__Text shown__
*** Begin section ***

Diane Ravitch, famous education historian, has just published her 18th book, The Death and Life of the Great American School System: How Testing and Choice Are Undermining Education. Her tome has aroused rapturous reviews, not to mention a plethora of newsprint. (Here’s a more balanced review from Chester Finn.) Much of the attention focuses on her change of heart, well documented in her blog “Bridging Differences.” Once a dyed-in-the-wool education reformer, she’s now reconsidered her views and hung up her boots with defenders of traditional American public education, well represented in New Jersey with its lack of school choice and fierce opposition to accountability. A visit to the Garden State might prove enlightening for Dr. Ravitch.
Ravitch believes that the education reform movement’s emphasis on school choice and accountability is motivated by greed, animosity towards teachers, and badly misguided policy. Arne Duncan is a thinly-disguised profiteer. Race To The Top is a malignant conspiracy engineered by the Gates Foundation, and No Child Left Behind is “a system that borders on institutionalized fraud.” Charter schools are “a great business opportunity” run by “right-wing ideologues who [see] them as a chance to bust teachers’ unions.” Accountability is a hoax.
Therefore, she concludes, we need to abandon school choice and accountability because it creates“a two-tier system of widening inequality” which will “be an ominous development for public schools and our nation.
Certainly in NJ, parents are starting to choose public charter schools for their children as an alternative to chronically failing traditional schools, although we can only serve 22,000 kids out of a total public school population of 1.37 million. Additionally, the road towards teacher and school accountability, as in much of the country, has been rutted with union opposition and data systems poorly designed to accommodate the necessary metrics. NJEA resistance is intensely strong. Some charters fail. Ravitch writes in her blog, “Nothing good can come of any reform that teachers do not embrace.” But Ravitch’s logic — because education reforms have had graceless moments, we should abandon the entire enterprise – is badly flawed.
For upper and middle class families, perhaps, Ravitch’s thesis is palatable. In Moorestown or Saddle River, NJ towns of wealth and opportunity, who needs school choice and accountability? But her thesis self-destructs when we look at poor minority kids, and her predilection for status quo education starts acquiring a flavor of noblesse oblige, a kind of arrogance that privileges abstract principles over the lot of the impoverished.
Dr. Ravitch should pay a visit to Pleasantville High School in Atlantic County, largely comprised of poor Black and Hispanic kids. 42% speak Spanish as their first language. 20% are classified as eligible for special education services. 51.7% of the students fail the High School Proficiency Assessment in language arts. 68.7% fail the HSPA in math. 44.5% fail the HSPA’s three times and proceed to the Special Review Assessment, a back-door-to-diploma scam engineered so that no child can fail.

*** End section ***

__Recorded data__
*** Begin section ***

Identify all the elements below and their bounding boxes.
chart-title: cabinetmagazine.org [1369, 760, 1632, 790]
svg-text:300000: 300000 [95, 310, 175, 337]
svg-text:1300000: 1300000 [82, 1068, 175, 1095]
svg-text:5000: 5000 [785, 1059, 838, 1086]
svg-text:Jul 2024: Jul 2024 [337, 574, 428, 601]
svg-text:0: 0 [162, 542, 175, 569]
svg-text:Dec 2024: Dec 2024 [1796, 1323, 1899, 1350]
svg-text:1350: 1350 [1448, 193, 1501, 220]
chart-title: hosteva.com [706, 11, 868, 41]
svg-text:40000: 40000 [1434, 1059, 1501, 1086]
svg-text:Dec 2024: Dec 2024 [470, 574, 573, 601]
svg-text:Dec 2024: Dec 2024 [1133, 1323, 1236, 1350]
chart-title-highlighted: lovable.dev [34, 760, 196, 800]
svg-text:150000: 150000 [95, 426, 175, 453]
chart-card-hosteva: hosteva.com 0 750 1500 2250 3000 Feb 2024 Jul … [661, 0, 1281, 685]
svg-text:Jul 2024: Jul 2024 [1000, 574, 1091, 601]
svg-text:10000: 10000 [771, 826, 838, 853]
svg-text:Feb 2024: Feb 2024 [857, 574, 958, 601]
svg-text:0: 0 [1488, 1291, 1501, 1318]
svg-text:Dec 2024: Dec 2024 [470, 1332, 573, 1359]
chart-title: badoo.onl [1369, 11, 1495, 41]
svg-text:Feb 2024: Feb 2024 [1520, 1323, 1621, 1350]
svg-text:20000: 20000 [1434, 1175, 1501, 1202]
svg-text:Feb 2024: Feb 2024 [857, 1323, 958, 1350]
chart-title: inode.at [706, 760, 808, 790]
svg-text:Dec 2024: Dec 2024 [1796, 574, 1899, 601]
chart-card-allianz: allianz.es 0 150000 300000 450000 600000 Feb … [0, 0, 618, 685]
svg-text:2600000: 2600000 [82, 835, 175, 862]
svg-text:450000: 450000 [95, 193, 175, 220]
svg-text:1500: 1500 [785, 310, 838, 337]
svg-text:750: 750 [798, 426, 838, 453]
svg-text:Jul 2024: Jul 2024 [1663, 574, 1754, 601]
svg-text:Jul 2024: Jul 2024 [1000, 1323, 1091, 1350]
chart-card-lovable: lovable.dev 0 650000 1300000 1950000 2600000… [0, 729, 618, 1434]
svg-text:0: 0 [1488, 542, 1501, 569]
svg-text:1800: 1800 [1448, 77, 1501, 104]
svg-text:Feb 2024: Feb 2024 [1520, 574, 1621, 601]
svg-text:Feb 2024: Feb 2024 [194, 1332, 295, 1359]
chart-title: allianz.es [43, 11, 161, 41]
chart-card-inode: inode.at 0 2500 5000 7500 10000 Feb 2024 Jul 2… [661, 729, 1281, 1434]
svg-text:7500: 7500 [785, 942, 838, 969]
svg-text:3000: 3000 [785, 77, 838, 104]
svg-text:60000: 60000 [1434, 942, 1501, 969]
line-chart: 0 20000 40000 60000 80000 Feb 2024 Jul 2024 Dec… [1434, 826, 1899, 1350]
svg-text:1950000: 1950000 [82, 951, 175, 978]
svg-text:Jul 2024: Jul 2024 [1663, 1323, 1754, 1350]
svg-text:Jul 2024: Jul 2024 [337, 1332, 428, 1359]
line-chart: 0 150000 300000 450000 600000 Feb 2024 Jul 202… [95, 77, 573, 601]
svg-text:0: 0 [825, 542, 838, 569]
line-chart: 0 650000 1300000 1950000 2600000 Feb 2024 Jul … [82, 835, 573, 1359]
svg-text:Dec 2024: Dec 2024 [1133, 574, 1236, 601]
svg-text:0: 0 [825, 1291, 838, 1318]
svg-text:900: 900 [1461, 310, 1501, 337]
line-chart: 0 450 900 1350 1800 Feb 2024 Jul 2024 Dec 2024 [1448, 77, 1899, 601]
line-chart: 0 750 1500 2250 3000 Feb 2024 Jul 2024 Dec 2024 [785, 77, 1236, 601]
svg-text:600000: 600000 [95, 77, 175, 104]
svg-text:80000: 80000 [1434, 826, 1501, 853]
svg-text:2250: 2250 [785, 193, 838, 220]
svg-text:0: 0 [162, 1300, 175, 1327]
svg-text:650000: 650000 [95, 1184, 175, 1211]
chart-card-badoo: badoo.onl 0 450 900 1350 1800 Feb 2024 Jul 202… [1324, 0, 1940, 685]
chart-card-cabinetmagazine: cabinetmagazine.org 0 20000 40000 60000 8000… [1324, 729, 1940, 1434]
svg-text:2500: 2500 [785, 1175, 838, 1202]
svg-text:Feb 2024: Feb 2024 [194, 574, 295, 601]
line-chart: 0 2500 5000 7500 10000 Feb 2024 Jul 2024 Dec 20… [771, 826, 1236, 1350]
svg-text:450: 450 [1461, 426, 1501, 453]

*** End section ***

__What you should do__
Write out the part of the post on Diane Ravitch's book that begins with "Diane Ravitch, famous" and goes on through "for Dr. Ravitch.", keeping its wording unchanged. The items come from a different source than the text.

__Response to the task__
Diane Ravitch, famous education historian, has just published her 18th book, The Death and Life of the Great American School System: How Testing and Choice Are Undermining Education. Her tome has aroused rapturous reviews, not to mention a plethora of newsprint. (Here’s a more balanced review from Chester Finn.) Much of the attention focuses on her change of heart, well documented in her blog “Bridging Differences.” Once a dyed-in-the-wool education reformer, she’s now reconsidered her views and hung up her boots with defenders of traditional American public education, well represented in New Jersey with its lack of school choice and fierce opposition to accountability. A visit to the Garden State might prove enlightening for Dr. Ravitch.